TO DO: Write out everything from the line containing "- post-count: 2,837 posts: [420, 33, 488, 48]" down to the line containing "- scroll-down-arrow-icon[interactable]: [1411, 696, 1419, 701]", with both of those lines included.

INPUT MATERIAL:
--

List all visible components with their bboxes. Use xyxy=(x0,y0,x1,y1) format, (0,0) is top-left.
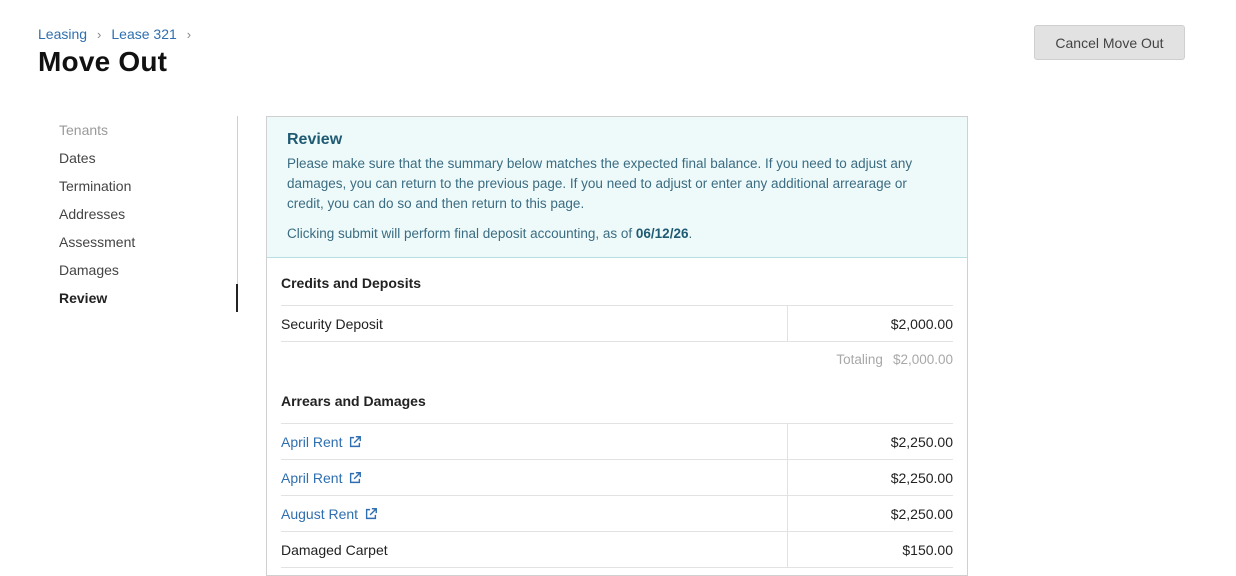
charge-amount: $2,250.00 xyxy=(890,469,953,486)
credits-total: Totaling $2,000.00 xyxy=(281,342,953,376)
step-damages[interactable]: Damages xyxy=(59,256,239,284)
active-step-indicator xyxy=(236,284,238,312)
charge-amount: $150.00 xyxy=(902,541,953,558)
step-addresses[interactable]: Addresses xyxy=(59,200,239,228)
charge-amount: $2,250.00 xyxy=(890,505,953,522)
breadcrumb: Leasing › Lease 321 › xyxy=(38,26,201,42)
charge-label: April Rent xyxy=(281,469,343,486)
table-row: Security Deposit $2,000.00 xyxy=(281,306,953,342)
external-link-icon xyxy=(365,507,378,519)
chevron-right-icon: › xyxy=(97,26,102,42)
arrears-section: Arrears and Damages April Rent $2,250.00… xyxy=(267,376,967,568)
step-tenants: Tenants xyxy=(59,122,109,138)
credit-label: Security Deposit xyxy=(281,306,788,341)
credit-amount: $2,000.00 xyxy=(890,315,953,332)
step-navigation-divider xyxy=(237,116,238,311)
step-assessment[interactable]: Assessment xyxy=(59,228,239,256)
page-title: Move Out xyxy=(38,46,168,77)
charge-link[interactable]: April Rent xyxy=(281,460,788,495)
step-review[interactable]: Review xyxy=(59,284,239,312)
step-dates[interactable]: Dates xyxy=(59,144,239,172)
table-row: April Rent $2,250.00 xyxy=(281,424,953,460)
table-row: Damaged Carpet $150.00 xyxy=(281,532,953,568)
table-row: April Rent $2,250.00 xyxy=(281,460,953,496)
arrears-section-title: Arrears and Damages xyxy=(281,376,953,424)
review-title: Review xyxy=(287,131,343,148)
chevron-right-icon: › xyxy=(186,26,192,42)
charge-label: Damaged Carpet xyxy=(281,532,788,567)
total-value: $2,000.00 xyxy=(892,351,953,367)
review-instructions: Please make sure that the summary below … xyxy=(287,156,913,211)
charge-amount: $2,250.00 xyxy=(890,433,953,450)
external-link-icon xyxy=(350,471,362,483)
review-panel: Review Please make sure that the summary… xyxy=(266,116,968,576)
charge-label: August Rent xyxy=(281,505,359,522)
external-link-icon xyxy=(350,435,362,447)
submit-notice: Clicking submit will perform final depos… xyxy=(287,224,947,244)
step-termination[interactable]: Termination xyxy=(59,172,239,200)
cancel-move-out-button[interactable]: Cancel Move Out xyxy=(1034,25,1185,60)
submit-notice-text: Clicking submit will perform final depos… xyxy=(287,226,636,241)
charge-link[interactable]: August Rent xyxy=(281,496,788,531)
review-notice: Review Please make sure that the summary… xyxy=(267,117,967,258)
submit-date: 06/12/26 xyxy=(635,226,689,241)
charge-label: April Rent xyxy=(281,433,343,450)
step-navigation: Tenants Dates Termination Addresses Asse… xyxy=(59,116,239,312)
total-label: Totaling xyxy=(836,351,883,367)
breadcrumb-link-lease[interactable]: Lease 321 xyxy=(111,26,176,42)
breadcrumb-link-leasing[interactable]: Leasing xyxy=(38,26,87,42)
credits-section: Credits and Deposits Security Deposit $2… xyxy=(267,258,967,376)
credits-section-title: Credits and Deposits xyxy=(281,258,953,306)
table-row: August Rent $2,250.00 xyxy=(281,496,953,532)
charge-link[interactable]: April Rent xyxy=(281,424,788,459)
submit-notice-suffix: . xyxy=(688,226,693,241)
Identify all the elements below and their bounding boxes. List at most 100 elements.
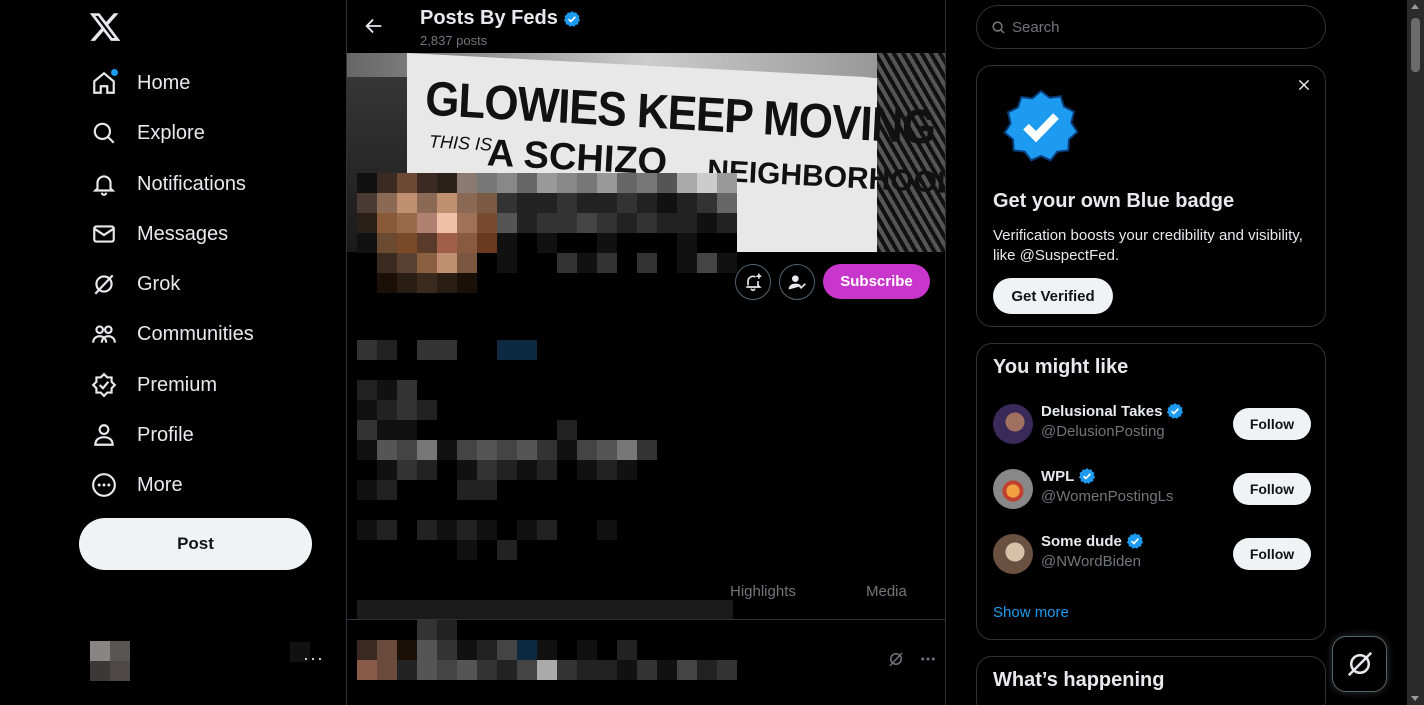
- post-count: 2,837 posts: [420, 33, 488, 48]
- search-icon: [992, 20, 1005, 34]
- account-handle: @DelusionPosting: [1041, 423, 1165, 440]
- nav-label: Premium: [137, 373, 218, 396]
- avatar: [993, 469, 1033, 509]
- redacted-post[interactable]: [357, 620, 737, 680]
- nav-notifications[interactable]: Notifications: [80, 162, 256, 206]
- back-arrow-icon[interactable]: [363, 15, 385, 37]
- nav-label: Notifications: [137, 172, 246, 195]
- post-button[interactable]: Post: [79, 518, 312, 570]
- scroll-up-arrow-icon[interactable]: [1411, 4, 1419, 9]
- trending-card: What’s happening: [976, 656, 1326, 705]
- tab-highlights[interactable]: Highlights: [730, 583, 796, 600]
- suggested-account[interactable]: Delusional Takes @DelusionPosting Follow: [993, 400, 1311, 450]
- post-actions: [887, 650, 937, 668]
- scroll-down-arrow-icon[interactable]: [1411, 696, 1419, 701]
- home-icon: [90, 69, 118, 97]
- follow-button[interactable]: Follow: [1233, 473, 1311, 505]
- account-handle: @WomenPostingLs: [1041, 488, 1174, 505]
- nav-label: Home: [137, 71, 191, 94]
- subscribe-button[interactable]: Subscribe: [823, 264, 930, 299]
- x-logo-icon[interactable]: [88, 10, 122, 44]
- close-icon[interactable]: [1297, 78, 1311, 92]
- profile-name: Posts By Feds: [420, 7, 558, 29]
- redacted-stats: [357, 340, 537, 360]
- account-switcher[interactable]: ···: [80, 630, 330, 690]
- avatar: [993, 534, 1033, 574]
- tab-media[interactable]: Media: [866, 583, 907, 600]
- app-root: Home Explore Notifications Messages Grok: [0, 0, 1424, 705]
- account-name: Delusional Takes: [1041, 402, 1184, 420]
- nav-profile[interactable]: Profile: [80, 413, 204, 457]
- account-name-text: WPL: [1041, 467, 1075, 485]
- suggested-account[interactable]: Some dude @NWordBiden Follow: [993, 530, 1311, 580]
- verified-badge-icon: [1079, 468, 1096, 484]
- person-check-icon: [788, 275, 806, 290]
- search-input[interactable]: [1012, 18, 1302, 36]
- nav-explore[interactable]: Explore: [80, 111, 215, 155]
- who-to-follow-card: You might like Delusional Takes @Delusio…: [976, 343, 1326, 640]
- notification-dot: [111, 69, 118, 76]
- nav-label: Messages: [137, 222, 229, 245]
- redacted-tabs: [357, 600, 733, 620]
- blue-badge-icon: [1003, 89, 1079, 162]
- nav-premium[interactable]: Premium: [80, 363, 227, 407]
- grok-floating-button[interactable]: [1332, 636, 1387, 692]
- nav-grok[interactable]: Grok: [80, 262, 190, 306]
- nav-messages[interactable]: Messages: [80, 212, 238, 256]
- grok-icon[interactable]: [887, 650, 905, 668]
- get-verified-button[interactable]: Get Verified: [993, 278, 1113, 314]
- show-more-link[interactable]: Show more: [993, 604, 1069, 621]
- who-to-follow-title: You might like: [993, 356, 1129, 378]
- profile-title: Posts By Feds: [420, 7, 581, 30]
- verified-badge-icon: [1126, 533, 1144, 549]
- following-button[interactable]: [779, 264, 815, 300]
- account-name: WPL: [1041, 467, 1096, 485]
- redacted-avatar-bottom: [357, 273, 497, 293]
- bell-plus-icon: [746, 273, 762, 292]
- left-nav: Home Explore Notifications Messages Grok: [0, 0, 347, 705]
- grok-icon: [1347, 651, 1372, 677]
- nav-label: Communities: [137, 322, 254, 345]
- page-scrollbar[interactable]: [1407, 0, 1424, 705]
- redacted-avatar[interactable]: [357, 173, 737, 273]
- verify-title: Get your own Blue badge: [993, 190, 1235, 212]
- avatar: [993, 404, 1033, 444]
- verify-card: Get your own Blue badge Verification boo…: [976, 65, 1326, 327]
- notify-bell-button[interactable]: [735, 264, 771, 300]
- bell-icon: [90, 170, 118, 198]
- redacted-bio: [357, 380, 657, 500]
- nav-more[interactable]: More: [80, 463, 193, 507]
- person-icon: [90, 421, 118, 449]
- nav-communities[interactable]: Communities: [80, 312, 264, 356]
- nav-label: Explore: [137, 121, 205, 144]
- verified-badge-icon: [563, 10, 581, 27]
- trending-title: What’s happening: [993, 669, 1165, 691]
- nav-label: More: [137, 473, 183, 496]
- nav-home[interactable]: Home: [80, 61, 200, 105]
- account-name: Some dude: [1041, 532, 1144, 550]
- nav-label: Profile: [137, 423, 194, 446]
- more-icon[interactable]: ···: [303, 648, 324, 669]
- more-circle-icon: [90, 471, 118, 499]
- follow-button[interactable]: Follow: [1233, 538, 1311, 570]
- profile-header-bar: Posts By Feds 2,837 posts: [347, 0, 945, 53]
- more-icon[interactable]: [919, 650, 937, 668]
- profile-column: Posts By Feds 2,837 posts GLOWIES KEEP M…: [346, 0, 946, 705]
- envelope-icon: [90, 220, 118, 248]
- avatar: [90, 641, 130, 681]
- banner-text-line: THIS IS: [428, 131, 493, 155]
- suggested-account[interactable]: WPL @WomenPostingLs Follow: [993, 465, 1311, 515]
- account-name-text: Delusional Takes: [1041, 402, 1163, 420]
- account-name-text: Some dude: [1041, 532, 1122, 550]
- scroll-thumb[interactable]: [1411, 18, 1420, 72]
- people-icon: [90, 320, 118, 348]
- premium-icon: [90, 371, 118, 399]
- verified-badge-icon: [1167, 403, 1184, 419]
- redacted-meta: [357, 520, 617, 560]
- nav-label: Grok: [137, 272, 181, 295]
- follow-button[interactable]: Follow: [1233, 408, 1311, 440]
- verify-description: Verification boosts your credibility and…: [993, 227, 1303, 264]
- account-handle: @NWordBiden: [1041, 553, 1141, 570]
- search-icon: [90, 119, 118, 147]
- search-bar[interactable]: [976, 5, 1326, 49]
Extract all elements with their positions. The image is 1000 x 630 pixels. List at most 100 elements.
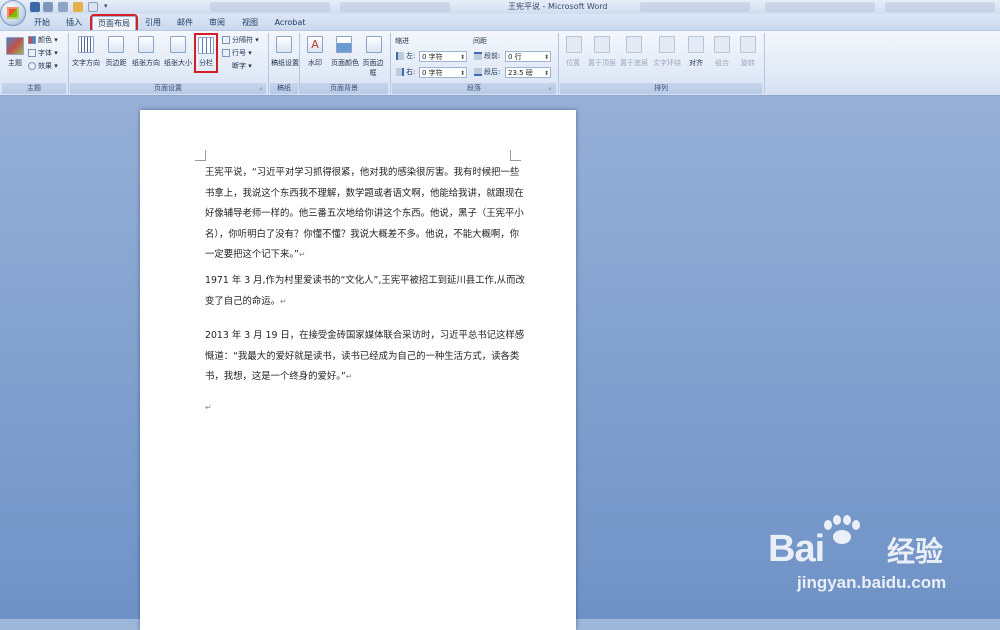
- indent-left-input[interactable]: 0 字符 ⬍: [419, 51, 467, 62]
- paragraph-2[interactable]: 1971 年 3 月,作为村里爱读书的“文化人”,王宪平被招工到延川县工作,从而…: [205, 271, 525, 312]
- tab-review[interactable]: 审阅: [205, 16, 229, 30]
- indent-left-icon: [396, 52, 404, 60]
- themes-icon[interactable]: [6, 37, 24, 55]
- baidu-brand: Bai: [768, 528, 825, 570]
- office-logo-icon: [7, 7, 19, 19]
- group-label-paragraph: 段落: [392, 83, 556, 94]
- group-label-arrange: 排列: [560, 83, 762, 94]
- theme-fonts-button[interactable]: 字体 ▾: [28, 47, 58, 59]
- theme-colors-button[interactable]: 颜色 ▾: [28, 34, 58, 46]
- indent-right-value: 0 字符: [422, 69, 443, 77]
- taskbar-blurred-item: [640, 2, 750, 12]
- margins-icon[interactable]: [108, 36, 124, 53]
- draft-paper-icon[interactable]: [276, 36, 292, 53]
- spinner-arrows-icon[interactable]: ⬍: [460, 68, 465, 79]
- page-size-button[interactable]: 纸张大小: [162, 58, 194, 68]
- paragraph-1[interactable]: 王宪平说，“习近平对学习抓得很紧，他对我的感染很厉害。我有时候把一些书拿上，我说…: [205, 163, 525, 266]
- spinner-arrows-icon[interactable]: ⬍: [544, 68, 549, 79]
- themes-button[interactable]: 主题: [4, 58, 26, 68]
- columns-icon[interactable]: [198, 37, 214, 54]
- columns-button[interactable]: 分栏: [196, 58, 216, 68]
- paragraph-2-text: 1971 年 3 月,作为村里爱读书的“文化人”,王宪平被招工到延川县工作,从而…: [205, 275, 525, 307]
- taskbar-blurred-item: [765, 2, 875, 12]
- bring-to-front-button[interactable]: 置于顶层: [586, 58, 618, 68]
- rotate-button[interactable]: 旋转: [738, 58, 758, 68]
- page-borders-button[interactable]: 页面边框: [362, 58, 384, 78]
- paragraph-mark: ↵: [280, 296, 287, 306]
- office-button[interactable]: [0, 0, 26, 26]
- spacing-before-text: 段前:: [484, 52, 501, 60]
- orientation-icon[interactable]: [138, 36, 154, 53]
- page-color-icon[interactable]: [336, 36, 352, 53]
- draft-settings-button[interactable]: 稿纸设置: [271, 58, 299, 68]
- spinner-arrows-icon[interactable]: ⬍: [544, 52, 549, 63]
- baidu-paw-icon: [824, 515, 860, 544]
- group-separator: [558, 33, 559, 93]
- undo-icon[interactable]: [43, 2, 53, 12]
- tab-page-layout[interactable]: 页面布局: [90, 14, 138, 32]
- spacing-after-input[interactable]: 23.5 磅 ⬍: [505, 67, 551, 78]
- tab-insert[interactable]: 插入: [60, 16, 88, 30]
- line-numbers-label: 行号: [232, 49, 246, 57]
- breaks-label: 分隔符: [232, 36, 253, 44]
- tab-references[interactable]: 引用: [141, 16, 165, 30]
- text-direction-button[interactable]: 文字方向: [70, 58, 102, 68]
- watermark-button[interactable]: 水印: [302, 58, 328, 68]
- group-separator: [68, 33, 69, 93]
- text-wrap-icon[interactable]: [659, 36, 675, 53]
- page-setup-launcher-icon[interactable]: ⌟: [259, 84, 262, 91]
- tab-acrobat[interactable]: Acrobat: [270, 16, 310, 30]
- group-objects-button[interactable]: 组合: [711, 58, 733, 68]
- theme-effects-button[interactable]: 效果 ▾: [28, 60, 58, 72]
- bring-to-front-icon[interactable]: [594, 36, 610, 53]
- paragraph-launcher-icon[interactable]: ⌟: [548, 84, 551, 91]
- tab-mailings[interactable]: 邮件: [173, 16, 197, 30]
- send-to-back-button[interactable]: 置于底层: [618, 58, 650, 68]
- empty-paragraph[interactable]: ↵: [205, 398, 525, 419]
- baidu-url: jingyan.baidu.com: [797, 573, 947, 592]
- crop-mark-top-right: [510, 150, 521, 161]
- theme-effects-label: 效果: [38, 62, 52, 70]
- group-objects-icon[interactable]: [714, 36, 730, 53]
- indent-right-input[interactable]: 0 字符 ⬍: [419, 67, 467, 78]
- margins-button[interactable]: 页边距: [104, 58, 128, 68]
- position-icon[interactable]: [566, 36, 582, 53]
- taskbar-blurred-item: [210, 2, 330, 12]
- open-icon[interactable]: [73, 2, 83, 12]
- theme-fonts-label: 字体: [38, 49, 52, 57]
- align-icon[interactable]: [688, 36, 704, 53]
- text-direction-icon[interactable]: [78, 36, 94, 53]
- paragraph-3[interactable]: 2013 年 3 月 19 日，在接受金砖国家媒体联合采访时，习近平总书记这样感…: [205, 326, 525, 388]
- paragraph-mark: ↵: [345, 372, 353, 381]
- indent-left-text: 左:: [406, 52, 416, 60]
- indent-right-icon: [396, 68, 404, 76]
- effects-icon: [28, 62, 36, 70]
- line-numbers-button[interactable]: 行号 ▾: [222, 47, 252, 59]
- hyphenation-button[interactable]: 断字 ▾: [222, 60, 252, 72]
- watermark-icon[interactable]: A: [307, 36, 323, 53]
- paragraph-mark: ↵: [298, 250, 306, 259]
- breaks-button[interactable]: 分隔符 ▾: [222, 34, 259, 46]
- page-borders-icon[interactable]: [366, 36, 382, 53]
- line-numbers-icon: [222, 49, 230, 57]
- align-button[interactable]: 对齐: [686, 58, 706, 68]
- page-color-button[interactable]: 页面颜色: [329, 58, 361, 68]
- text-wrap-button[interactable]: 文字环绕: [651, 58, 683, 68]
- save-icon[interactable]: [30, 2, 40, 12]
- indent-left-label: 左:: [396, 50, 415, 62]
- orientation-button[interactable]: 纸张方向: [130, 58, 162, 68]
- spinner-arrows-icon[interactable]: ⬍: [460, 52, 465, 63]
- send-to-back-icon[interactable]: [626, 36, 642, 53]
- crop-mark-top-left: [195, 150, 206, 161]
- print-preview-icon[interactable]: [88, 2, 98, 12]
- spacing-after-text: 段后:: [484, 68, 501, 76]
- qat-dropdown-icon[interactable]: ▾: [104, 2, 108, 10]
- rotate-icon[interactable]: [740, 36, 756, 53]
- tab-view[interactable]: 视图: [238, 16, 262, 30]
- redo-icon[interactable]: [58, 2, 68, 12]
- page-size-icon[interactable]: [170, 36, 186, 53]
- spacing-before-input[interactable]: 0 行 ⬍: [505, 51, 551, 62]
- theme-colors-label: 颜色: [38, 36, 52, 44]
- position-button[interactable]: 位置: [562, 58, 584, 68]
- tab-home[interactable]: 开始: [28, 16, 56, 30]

--

SOLUTION TO THIS TASK:
- post-count: 2,837 posts: [420, 33, 488, 48]
- search-icon: [992, 20, 1005, 34]
- account-handle: @DelusionPosting: [1041, 423, 1165, 440]
- nav-label: Premium: [137, 373, 218, 396]
- avatar: [993, 469, 1033, 509]
- redacted-post[interactable]: [357, 620, 737, 680]
- nav-notifications[interactable]: Notifications: [80, 162, 256, 206]
- back-arrow-icon[interactable]: [363, 15, 385, 37]
- nav-label: Notifications: [137, 172, 246, 195]
- post-button[interactable]: Post: [79, 518, 312, 570]
- scroll-up-arrow-icon[interactable]: [1411, 4, 1419, 9]
- trending-card: What’s happening: [976, 656, 1326, 705]
- tab-highlights[interactable]: Highlights: [730, 583, 796, 600]
- suggested-account[interactable]: Delusional Takes @DelusionPosting Follow: [993, 400, 1311, 450]
- post-actions: [887, 650, 937, 668]
- scroll-down-arrow-icon[interactable]: [1411, 696, 1419, 701]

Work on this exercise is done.